> _Work to do_: Reproduce each of the lines below word for word, without changing anything.
►
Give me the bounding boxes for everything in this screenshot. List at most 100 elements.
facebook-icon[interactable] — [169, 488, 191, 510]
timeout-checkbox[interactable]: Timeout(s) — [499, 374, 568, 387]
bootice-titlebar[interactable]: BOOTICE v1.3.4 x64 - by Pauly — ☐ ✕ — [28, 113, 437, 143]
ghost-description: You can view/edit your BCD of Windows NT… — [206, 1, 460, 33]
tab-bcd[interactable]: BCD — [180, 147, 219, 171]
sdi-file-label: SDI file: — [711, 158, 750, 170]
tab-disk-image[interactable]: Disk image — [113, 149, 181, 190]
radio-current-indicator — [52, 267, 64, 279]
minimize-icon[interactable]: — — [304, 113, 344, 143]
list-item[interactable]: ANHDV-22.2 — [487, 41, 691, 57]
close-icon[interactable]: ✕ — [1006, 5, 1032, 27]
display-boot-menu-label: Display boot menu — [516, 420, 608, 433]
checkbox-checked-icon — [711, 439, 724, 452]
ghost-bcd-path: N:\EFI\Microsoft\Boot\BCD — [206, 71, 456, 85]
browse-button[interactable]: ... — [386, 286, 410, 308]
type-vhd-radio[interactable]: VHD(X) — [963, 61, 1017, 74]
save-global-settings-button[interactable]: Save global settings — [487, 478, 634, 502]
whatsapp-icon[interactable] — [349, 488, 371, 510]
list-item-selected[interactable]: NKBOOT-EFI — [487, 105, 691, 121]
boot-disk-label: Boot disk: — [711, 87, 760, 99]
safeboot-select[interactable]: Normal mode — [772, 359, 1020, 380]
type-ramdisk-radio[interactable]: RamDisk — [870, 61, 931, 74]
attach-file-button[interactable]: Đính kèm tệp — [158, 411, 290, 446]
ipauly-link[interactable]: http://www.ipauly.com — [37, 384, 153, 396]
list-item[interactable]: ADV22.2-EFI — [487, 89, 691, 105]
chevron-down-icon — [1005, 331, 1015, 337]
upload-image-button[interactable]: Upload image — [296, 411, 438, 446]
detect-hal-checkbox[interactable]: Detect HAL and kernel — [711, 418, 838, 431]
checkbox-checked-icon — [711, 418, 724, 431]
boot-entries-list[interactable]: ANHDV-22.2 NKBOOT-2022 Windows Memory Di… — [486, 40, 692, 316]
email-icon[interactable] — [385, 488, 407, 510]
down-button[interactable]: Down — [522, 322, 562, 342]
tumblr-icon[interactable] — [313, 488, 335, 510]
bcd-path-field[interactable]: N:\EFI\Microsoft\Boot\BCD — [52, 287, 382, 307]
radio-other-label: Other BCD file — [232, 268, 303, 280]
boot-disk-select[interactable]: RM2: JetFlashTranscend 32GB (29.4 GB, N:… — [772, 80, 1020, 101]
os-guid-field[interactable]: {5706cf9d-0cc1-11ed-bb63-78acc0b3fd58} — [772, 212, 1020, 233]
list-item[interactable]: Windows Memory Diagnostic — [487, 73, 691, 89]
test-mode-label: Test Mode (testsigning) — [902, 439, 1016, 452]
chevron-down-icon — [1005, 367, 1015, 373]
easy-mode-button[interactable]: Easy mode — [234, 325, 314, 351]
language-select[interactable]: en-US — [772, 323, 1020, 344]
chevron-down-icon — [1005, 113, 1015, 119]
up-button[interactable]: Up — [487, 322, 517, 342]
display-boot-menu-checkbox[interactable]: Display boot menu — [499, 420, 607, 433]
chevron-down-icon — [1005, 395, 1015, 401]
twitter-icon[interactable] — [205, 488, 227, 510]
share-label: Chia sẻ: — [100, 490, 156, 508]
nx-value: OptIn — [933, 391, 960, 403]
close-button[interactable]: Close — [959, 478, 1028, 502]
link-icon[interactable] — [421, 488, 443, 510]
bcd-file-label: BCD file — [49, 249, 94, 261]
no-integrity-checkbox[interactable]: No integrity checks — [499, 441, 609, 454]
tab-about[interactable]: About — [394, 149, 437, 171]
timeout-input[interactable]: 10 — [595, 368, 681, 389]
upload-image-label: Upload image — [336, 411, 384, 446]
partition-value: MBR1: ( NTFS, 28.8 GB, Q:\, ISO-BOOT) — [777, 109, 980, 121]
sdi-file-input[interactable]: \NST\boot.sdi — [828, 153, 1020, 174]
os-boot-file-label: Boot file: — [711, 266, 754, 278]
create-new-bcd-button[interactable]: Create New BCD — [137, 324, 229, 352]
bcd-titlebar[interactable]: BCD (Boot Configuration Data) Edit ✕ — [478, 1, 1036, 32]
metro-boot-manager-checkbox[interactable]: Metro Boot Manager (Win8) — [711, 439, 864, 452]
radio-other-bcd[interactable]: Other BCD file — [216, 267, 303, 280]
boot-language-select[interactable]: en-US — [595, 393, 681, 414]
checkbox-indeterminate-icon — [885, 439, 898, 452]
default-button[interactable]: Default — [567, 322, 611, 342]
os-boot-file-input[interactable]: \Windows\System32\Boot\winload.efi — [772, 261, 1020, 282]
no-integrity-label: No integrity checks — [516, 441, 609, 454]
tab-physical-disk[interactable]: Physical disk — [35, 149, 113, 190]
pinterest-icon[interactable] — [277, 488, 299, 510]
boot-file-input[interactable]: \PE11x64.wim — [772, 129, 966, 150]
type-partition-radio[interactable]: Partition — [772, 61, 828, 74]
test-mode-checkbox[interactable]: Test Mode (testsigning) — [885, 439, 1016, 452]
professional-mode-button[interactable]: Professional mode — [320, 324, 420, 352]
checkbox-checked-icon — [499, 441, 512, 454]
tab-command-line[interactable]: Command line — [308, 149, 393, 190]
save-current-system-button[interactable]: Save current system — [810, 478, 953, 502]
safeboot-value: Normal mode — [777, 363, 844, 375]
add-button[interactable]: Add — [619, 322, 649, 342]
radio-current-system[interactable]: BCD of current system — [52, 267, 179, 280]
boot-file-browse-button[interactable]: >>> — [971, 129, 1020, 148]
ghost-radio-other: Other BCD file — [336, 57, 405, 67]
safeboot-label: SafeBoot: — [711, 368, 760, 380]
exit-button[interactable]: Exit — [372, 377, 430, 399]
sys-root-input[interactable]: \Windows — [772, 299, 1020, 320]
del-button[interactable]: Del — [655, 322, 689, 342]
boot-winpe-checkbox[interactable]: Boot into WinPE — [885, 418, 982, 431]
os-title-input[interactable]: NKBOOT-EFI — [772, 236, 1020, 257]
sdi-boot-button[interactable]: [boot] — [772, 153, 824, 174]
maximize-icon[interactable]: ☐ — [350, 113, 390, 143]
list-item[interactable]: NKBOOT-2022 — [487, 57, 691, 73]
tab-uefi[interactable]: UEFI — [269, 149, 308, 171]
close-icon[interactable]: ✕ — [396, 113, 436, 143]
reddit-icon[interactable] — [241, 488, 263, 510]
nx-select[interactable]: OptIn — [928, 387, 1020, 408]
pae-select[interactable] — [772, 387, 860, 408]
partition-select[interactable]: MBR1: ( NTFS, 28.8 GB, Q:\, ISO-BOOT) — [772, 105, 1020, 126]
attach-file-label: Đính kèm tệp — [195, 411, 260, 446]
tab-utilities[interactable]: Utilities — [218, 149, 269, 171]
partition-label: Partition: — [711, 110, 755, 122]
◄
> _Reply_:
Give me the bounding boxes for everything in this screenshot. List at most 100 elements.
facebook-icon[interactable] — [169, 488, 191, 510]
timeout-checkbox[interactable]: Timeout(s) — [499, 374, 568, 387]
bootice-titlebar[interactable]: BOOTICE v1.3.4 x64 - by Pauly — ☐ ✕ — [28, 113, 437, 143]
ghost-description: You can view/edit your BCD of Windows NT… — [206, 1, 460, 33]
tab-bcd[interactable]: BCD — [180, 147, 219, 171]
sdi-file-label: SDI file: — [711, 158, 750, 170]
tab-disk-image[interactable]: Disk image — [113, 149, 181, 190]
radio-current-indicator — [52, 267, 64, 279]
minimize-icon[interactable]: — — [304, 113, 344, 143]
list-item[interactable]: ANHDV-22.2 — [487, 41, 691, 57]
close-icon[interactable]: ✕ — [1006, 5, 1032, 27]
display-boot-menu-label: Display boot menu — [516, 420, 608, 433]
checkbox-checked-icon — [711, 439, 724, 452]
ghost-bcd-path: N:\EFI\Microsoft\Boot\BCD — [206, 71, 456, 85]
browse-button[interactable]: ... — [386, 286, 410, 308]
type-vhd-radio[interactable]: VHD(X) — [963, 61, 1017, 74]
save-global-settings-button[interactable]: Save global settings — [487, 478, 634, 502]
whatsapp-icon[interactable] — [349, 488, 371, 510]
list-item-selected[interactable]: NKBOOT-EFI — [487, 105, 691, 121]
boot-disk-label: Boot disk: — [711, 87, 760, 99]
safeboot-select[interactable]: Normal mode — [772, 359, 1020, 380]
type-ramdisk-radio[interactable]: RamDisk — [870, 61, 931, 74]
attach-file-button[interactable]: Đính kèm tệp — [158, 411, 290, 446]
ipauly-link[interactable]: http://www.ipauly.com — [37, 384, 153, 396]
list-item[interactable]: ADV22.2-EFI — [487, 89, 691, 105]
chevron-down-icon — [1005, 331, 1015, 337]
upload-image-button[interactable]: Upload image — [296, 411, 438, 446]
detect-hal-checkbox[interactable]: Detect HAL and kernel — [711, 418, 838, 431]
checkbox-checked-icon — [711, 418, 724, 431]
boot-entries-list[interactable]: ANHDV-22.2 NKBOOT-2022 Windows Memory Di… — [486, 40, 692, 316]
email-icon[interactable] — [385, 488, 407, 510]
down-button[interactable]: Down — [522, 322, 562, 342]
tumblr-icon[interactable] — [313, 488, 335, 510]
bcd-path-field[interactable]: N:\EFI\Microsoft\Boot\BCD — [52, 287, 382, 307]
radio-other-label: Other BCD file — [232, 268, 303, 280]
boot-disk-select[interactable]: RM2: JetFlashTranscend 32GB (29.4 GB, N:… — [772, 80, 1020, 101]
os-guid-field[interactable]: {5706cf9d-0cc1-11ed-bb63-78acc0b3fd58} — [772, 212, 1020, 233]
list-item[interactable]: Windows Memory Diagnostic — [487, 73, 691, 89]
test-mode-label: Test Mode (testsigning) — [902, 439, 1016, 452]
chevron-down-icon — [1005, 367, 1015, 373]
easy-mode-button[interactable]: Easy mode — [234, 325, 314, 351]
language-select[interactable]: en-US — [772, 323, 1020, 344]
chevron-down-icon — [1005, 113, 1015, 119]
up-button[interactable]: Up — [487, 322, 517, 342]
display-boot-menu-checkbox[interactable]: Display boot menu — [499, 420, 607, 433]
chevron-down-icon — [1005, 395, 1015, 401]
twitter-icon[interactable] — [205, 488, 227, 510]
share-label: Chia sẻ: — [100, 490, 156, 508]
nx-value: OptIn — [933, 391, 960, 403]
close-button[interactable]: Close — [959, 478, 1028, 502]
link-icon[interactable] — [421, 488, 443, 510]
bcd-file-label: BCD file — [49, 249, 94, 261]
no-integrity-checkbox[interactable]: No integrity checks — [499, 441, 609, 454]
tab-about[interactable]: About — [394, 149, 437, 171]
timeout-input[interactable]: 10 — [595, 368, 681, 389]
upload-image-label: Upload image — [336, 411, 384, 446]
partition-value: MBR1: ( NTFS, 28.8 GB, Q:\, ISO-BOOT) — [777, 109, 980, 121]
sdi-file-input[interactable]: \NST\boot.sdi — [828, 153, 1020, 174]
os-boot-file-label: Boot file: — [711, 266, 754, 278]
create-new-bcd-button[interactable]: Create New BCD — [137, 324, 229, 352]
bcd-titlebar[interactable]: BCD (Boot Configuration Data) Edit ✕ — [478, 1, 1036, 32]
metro-boot-manager-checkbox[interactable]: Metro Boot Manager (Win8) — [711, 439, 864, 452]
radio-other-bcd[interactable]: Other BCD file — [216, 267, 303, 280]
boot-language-select[interactable]: en-US — [595, 393, 681, 414]
checkbox-indeterminate-icon — [885, 439, 898, 452]
default-button[interactable]: Default — [567, 322, 611, 342]
os-boot-file-input[interactable]: \Windows\System32\Boot\winload.efi — [772, 261, 1020, 282]
no-integrity-label: No integrity checks — [516, 441, 609, 454]
tab-physical-disk[interactable]: Physical disk — [35, 149, 113, 190]
pinterest-icon[interactable] — [277, 488, 299, 510]
boot-file-input[interactable]: \PE11x64.wim — [772, 129, 966, 150]
type-partition-radio[interactable]: Partition — [772, 61, 828, 74]
test-mode-checkbox[interactable]: Test Mode (testsigning) — [885, 439, 1016, 452]
professional-mode-button[interactable]: Professional mode — [320, 324, 420, 352]
checkbox-checked-icon — [499, 441, 512, 454]
tab-command-line[interactable]: Command line — [308, 149, 393, 190]
save-current-system-button[interactable]: Save current system — [810, 478, 953, 502]
safeboot-value: Normal mode — [777, 363, 844, 375]
add-button[interactable]: Add — [619, 322, 649, 342]
radio-current-system[interactable]: BCD of current system — [52, 267, 179, 280]
boot-file-browse-button[interactable]: >>> — [971, 129, 1020, 148]
ghost-radio-other: Other BCD file — [336, 57, 405, 67]
safeboot-label: SafeBoot: — [711, 368, 760, 380]
exit-button[interactable]: Exit — [372, 377, 430, 399]
sys-root-input[interactable]: \Windows — [772, 299, 1020, 320]
del-button[interactable]: Del — [655, 322, 689, 342]
boot-winpe-checkbox[interactable]: Boot into WinPE — [885, 418, 982, 431]
os-title-input[interactable]: NKBOOT-EFI — [772, 236, 1020, 257]
sdi-boot-button[interactable]: [boot] — [772, 153, 824, 174]
maximize-icon[interactable]: ☐ — [350, 113, 390, 143]
list-item[interactable]: NKBOOT-2022 — [487, 57, 691, 73]
tab-uefi[interactable]: UEFI — [269, 149, 308, 171]
close-icon[interactable]: ✕ — [396, 113, 436, 143]
reddit-icon[interactable] — [241, 488, 263, 510]
nx-select[interactable]: OptIn — [928, 387, 1020, 408]
pae-select[interactable] — [772, 387, 860, 408]
partition-select[interactable]: MBR1: ( NTFS, 28.8 GB, Q:\, ISO-BOOT) — [772, 105, 1020, 126]
attach-file-label: Đính kèm tệp — [195, 411, 260, 446]
tab-utilities[interactable]: Utilities — [218, 149, 269, 171]
partition-label: Partition: — [711, 110, 755, 122]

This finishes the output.